> [JOB] Leave the pictures out and print every record below exactly as it stands.

> [RECORDS TO PROCESS]
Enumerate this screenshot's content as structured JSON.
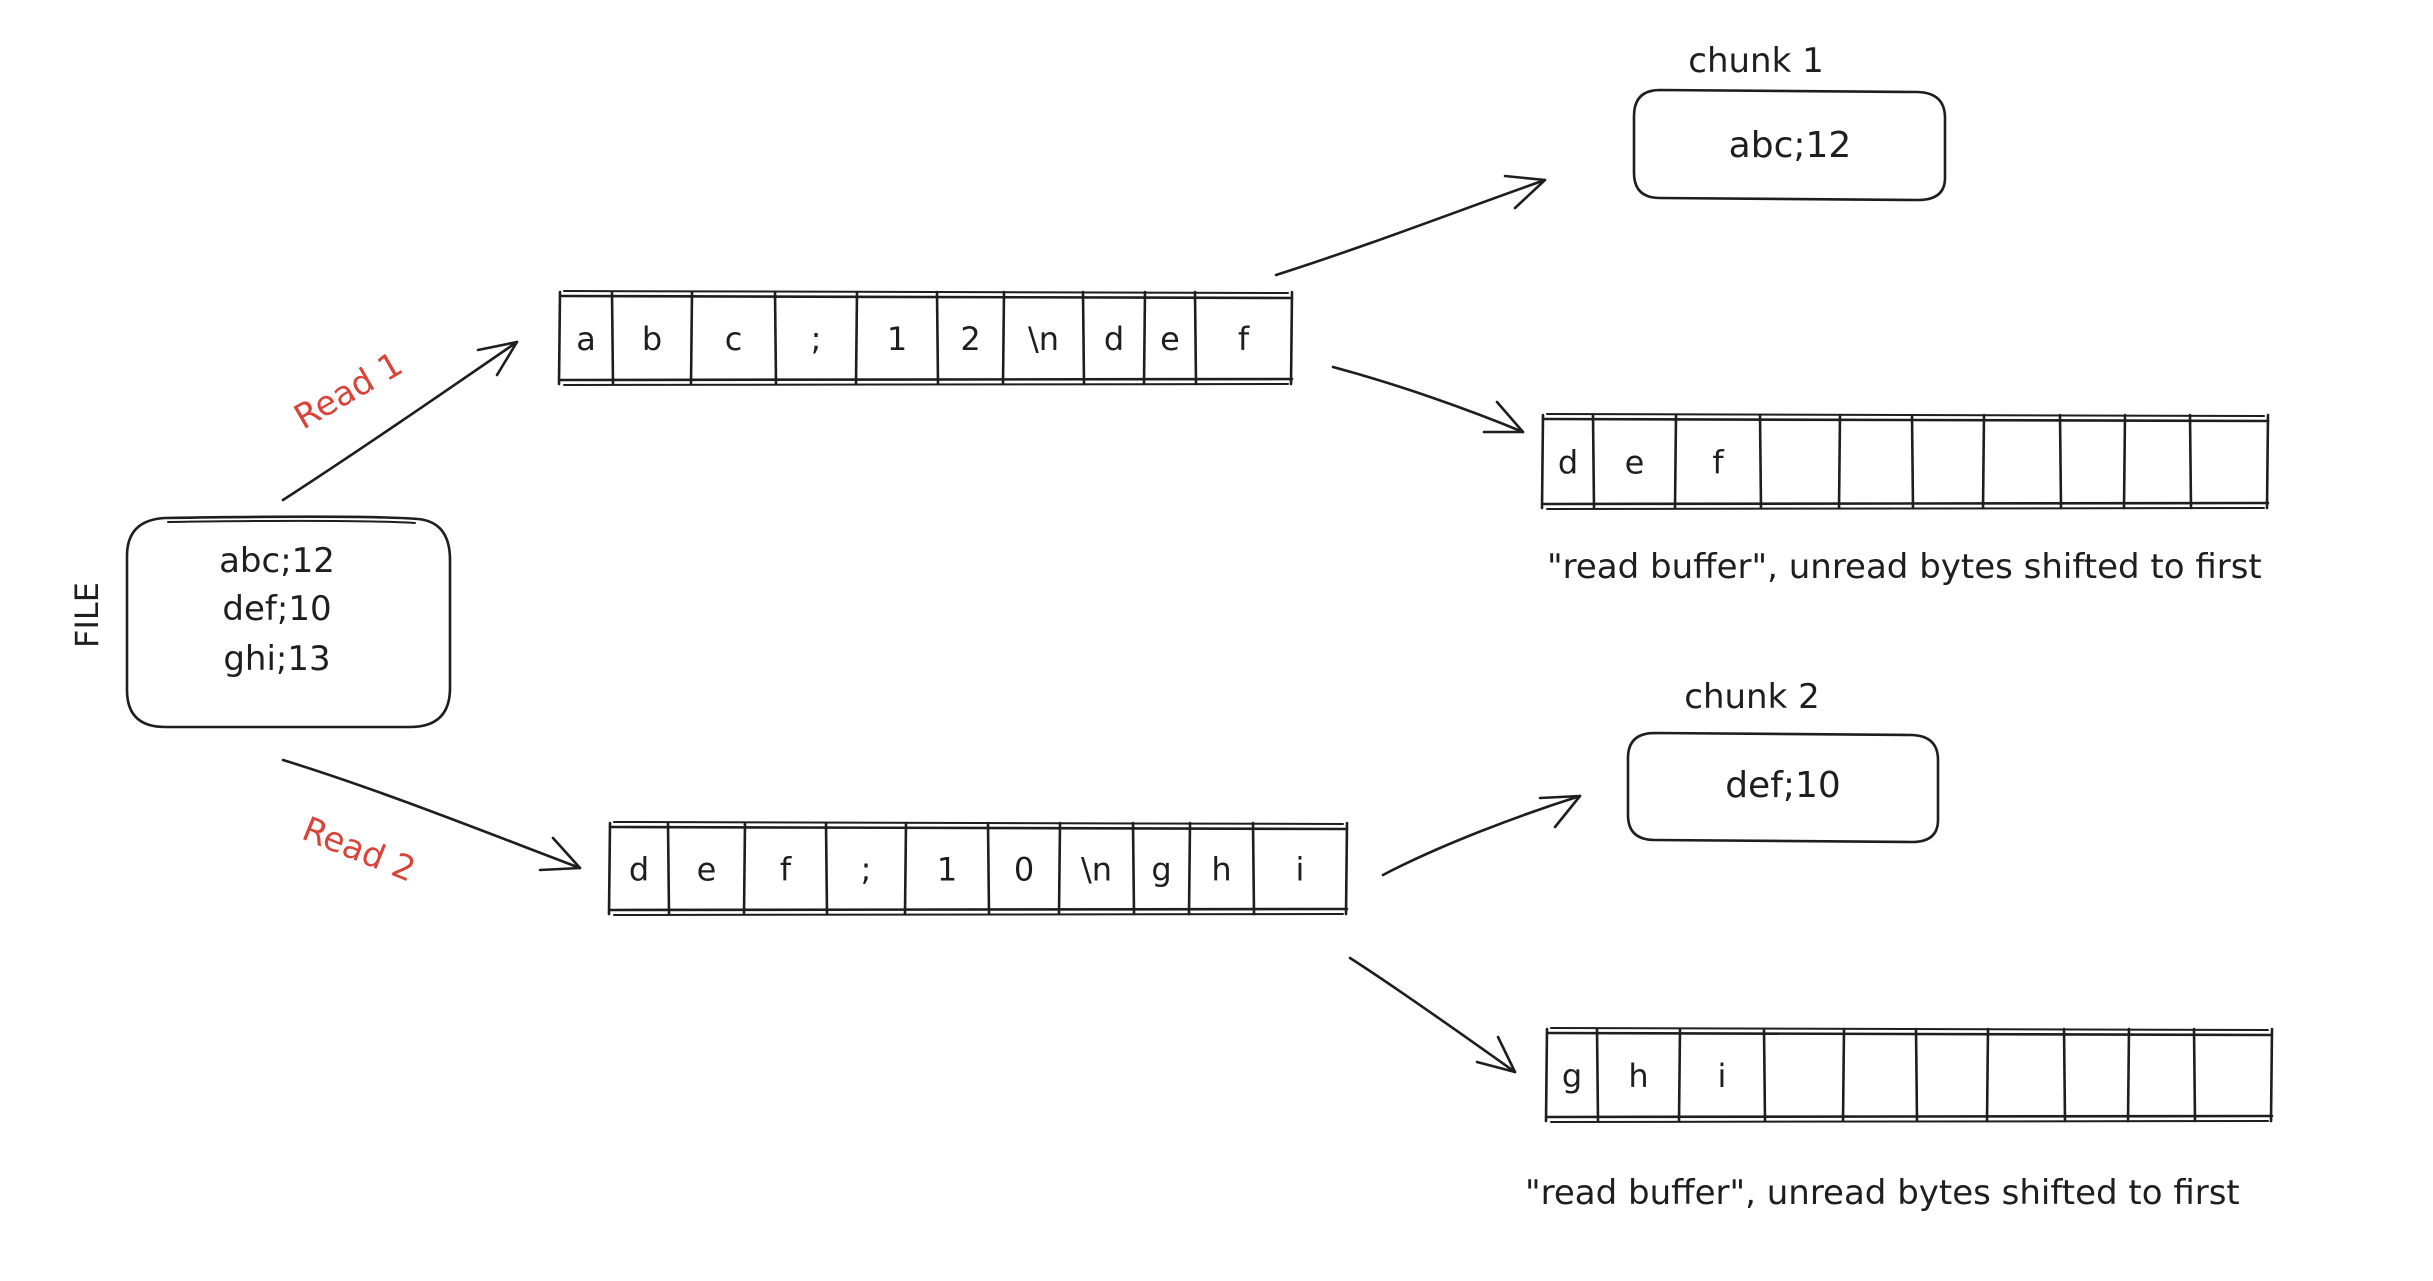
{
  "file_box": {
    "side_label": "FILE",
    "lines": [
      "abc;12",
      "def;10",
      "ghi;13"
    ]
  },
  "reads": [
    {
      "label": "Read 1",
      "cells": [
        "a",
        "b",
        "c",
        ";",
        "1",
        "2",
        "\\n",
        "d",
        "e",
        "f"
      ],
      "cell_colors": [
        "#1e1e1e",
        "#1e1e1e",
        "#1e1e1e",
        "#1e1e1e",
        "#1e1e1e",
        "#1e1e1e",
        "#1e1e1e",
        "#e8930c",
        "#e8930c",
        "#e8930c"
      ]
    },
    {
      "label": "Read 2",
      "cells": [
        "d",
        "e",
        "f",
        ";",
        "1",
        "0",
        "\\n",
        "g",
        "h",
        "i"
      ],
      "cell_colors": [
        "#1e1e1e",
        "#1e1e1e",
        "#1e1e1e",
        "#1e1e1e",
        "#1e1e1e",
        "#1e1e1e",
        "#1e1e1e",
        "#1e1e1e",
        "#1e1e1e",
        "#1e1e1e"
      ]
    }
  ],
  "chunks": [
    {
      "title": "chunk 1",
      "content": "abc;12"
    },
    {
      "title": "chunk 2",
      "content": "def;10"
    }
  ],
  "read_buffers": [
    {
      "cells": [
        "d",
        "e",
        "f",
        "",
        "",
        "",
        "",
        "",
        "",
        ""
      ],
      "cell_color": "#e8930c",
      "caption": "\"read buffer\", unread bytes shifted to first"
    },
    {
      "cells": [
        "g",
        "h",
        "i",
        "",
        "",
        "",
        "",
        "",
        "",
        ""
      ],
      "cell_color": "#3a9a3a",
      "caption": "\"read buffer\", unread bytes shifted to first"
    }
  ],
  "colors": {
    "ink": "#1e1e1e",
    "read_label": "#d9443a",
    "carryover": "#e8930c",
    "carryover_2": "#3a9a3a"
  }
}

> [RESULT FOR THIS TASK]
Enumerate this screenshot's content as structured JSON.
{
  "file_box": {
    "side_label": "FILE",
    "lines": [
      "abc;12",
      "def;10",
      "ghi;13"
    ]
  },
  "reads": [
    {
      "label": "Read 1",
      "cells": [
        "a",
        "b",
        "c",
        ";",
        "1",
        "2",
        "\\n",
        "d",
        "e",
        "f"
      ],
      "cell_colors": [
        "#1e1e1e",
        "#1e1e1e",
        "#1e1e1e",
        "#1e1e1e",
        "#1e1e1e",
        "#1e1e1e",
        "#1e1e1e",
        "#e8930c",
        "#e8930c",
        "#e8930c"
      ]
    },
    {
      "label": "Read 2",
      "cells": [
        "d",
        "e",
        "f",
        ";",
        "1",
        "0",
        "\\n",
        "g",
        "h",
        "i"
      ],
      "cell_colors": [
        "#1e1e1e",
        "#1e1e1e",
        "#1e1e1e",
        "#1e1e1e",
        "#1e1e1e",
        "#1e1e1e",
        "#1e1e1e",
        "#1e1e1e",
        "#1e1e1e",
        "#1e1e1e"
      ]
    }
  ],
  "chunks": [
    {
      "title": "chunk 1",
      "content": "abc;12"
    },
    {
      "title": "chunk 2",
      "content": "def;10"
    }
  ],
  "read_buffers": [
    {
      "cells": [
        "d",
        "e",
        "f",
        "",
        "",
        "",
        "",
        "",
        "",
        ""
      ],
      "cell_color": "#e8930c",
      "caption": "\"read buffer\", unread bytes shifted to first"
    },
    {
      "cells": [
        "g",
        "h",
        "i",
        "",
        "",
        "",
        "",
        "",
        "",
        ""
      ],
      "cell_color": "#3a9a3a",
      "caption": "\"read buffer\", unread bytes shifted to first"
    }
  ],
  "colors": {
    "ink": "#1e1e1e",
    "read_label": "#d9443a",
    "carryover": "#e8930c",
    "carryover_2": "#3a9a3a"
  }
}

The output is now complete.